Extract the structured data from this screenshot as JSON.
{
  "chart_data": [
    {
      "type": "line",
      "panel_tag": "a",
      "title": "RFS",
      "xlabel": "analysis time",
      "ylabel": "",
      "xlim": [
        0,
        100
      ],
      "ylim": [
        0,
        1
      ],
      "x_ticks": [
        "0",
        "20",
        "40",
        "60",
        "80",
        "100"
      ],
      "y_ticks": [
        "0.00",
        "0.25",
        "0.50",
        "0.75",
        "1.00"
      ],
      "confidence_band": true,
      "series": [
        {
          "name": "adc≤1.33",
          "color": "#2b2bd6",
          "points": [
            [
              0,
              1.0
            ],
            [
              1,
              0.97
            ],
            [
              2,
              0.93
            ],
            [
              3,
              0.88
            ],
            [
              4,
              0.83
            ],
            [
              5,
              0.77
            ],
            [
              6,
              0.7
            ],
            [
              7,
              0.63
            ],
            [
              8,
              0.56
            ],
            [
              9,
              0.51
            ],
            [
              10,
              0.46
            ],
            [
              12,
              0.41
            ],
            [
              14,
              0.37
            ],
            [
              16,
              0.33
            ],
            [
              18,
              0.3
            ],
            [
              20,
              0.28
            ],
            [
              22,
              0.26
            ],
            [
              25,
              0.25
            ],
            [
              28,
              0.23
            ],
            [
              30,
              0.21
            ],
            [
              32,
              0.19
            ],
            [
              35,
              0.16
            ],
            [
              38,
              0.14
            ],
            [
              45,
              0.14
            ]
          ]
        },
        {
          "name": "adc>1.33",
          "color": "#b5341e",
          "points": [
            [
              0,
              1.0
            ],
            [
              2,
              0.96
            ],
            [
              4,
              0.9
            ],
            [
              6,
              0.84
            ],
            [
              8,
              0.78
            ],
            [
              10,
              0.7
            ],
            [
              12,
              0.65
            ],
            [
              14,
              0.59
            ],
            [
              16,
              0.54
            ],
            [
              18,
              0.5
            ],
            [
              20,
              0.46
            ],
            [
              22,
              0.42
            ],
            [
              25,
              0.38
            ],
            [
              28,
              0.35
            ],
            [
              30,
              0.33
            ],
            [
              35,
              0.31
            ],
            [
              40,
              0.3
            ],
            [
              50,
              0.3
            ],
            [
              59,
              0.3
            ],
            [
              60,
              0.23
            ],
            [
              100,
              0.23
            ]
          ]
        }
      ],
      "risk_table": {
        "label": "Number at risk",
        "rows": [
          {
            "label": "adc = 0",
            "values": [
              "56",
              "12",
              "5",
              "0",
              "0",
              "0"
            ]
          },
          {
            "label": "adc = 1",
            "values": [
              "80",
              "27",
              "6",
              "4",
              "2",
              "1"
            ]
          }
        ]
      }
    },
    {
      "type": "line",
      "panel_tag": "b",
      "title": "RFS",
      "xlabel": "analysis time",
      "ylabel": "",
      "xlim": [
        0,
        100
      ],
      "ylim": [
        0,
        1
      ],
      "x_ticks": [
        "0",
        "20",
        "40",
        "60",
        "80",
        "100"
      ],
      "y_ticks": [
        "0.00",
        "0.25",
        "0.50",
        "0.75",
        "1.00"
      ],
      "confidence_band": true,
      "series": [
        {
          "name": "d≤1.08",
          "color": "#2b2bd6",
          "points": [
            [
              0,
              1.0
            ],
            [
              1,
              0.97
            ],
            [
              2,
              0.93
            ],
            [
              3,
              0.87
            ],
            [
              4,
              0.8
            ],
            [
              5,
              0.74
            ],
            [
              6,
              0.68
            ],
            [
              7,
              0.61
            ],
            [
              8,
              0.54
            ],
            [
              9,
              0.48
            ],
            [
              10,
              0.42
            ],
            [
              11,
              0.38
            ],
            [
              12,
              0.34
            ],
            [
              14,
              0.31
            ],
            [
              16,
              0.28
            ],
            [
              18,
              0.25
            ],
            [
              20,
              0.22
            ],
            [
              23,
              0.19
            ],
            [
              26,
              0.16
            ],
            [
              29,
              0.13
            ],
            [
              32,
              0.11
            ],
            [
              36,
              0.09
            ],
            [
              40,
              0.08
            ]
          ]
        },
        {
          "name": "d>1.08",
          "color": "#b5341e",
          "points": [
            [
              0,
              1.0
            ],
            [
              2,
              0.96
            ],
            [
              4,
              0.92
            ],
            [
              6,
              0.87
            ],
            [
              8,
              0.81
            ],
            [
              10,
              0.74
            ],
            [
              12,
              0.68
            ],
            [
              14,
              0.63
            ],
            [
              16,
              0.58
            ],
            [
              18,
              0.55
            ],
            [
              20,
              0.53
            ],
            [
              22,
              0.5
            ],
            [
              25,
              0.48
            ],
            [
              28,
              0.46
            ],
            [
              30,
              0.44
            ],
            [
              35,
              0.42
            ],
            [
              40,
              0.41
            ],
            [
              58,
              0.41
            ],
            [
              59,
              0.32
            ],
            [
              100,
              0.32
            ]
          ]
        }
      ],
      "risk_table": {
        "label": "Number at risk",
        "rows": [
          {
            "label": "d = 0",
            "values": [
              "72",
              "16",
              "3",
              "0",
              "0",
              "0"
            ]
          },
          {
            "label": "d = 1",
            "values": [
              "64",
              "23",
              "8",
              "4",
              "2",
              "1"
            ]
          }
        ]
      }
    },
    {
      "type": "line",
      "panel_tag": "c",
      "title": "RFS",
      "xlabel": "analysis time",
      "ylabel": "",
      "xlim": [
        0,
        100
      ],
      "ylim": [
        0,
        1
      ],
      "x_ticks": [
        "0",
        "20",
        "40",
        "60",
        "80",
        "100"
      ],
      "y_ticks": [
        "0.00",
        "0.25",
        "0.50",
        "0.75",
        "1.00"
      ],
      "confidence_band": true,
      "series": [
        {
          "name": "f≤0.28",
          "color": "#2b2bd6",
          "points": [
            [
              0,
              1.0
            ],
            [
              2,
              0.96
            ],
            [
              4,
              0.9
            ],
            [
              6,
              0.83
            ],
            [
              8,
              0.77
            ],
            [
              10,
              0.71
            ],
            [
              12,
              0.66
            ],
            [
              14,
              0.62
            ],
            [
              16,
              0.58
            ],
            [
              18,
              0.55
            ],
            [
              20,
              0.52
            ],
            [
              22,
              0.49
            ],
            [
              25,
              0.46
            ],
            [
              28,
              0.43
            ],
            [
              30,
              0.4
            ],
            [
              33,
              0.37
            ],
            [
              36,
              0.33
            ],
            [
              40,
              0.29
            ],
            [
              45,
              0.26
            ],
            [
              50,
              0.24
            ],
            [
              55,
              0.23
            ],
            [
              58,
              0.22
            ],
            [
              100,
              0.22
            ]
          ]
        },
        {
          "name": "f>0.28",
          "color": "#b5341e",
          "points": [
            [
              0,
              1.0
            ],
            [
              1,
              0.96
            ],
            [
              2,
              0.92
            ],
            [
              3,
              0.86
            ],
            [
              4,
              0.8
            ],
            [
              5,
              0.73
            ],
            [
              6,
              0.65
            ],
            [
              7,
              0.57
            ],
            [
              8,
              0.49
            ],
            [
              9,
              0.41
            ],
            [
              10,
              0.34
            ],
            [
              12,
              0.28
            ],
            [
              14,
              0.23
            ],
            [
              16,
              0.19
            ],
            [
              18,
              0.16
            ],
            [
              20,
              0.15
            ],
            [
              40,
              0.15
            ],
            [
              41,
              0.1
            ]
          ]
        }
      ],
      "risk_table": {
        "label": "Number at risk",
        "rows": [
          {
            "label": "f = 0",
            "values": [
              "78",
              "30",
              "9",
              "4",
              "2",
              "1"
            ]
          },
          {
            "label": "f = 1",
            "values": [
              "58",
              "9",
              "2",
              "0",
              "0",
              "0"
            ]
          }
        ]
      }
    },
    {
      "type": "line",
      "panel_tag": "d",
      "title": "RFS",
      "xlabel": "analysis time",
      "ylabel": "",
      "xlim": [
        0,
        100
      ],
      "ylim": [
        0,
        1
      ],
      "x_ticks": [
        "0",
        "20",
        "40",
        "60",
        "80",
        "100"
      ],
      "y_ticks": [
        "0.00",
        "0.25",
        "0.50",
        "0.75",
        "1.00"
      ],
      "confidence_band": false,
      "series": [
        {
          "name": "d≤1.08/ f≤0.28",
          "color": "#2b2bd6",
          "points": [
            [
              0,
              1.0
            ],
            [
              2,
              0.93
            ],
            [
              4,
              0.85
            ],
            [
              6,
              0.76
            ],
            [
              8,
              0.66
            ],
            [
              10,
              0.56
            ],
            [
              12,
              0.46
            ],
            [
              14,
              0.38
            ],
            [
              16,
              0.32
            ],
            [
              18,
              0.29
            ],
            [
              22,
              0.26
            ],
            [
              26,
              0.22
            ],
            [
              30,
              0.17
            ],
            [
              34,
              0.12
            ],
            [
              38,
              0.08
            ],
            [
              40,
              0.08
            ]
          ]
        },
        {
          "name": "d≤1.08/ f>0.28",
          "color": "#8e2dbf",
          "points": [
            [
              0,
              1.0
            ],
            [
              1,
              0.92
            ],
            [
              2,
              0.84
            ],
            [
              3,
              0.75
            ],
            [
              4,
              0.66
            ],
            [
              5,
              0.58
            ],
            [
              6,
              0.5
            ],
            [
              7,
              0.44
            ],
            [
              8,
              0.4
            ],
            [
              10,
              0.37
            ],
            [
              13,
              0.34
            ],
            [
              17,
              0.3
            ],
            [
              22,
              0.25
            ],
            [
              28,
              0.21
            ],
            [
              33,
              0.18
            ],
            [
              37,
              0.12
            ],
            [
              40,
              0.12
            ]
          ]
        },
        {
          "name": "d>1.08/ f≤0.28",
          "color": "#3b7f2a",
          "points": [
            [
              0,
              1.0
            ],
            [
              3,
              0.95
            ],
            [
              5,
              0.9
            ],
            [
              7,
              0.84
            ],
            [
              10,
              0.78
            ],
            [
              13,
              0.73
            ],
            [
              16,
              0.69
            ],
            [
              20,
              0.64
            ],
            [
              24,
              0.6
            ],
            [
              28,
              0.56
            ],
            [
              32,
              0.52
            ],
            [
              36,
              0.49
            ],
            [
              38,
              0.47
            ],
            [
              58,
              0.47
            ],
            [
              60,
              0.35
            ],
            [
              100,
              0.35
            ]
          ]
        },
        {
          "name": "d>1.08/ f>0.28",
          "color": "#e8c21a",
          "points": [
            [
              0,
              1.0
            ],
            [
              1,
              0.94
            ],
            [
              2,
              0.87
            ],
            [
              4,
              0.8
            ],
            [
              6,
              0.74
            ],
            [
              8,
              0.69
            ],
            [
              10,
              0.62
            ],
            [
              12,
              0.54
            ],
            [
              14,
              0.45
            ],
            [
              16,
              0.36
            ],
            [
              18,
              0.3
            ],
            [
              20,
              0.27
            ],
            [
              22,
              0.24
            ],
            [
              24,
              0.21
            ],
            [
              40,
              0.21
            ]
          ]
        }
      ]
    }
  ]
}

(What the task requires) Copy all lines from the listing that contain "name".

(Answer)
          "name": "adc≤1.33",
          "name": "adc>1.33",
          "name": "d≤1.08",
          "name": "d>1.08",
          "name": "f≤0.28",
          "name": "f>0.28",
          "name": "d≤1.08/ f≤0.28",
          "name": "d≤1.08/ f>0.28",
          "name": "d>1.08/ f≤0.28",
          "name": "d>1.08/ f>0.28",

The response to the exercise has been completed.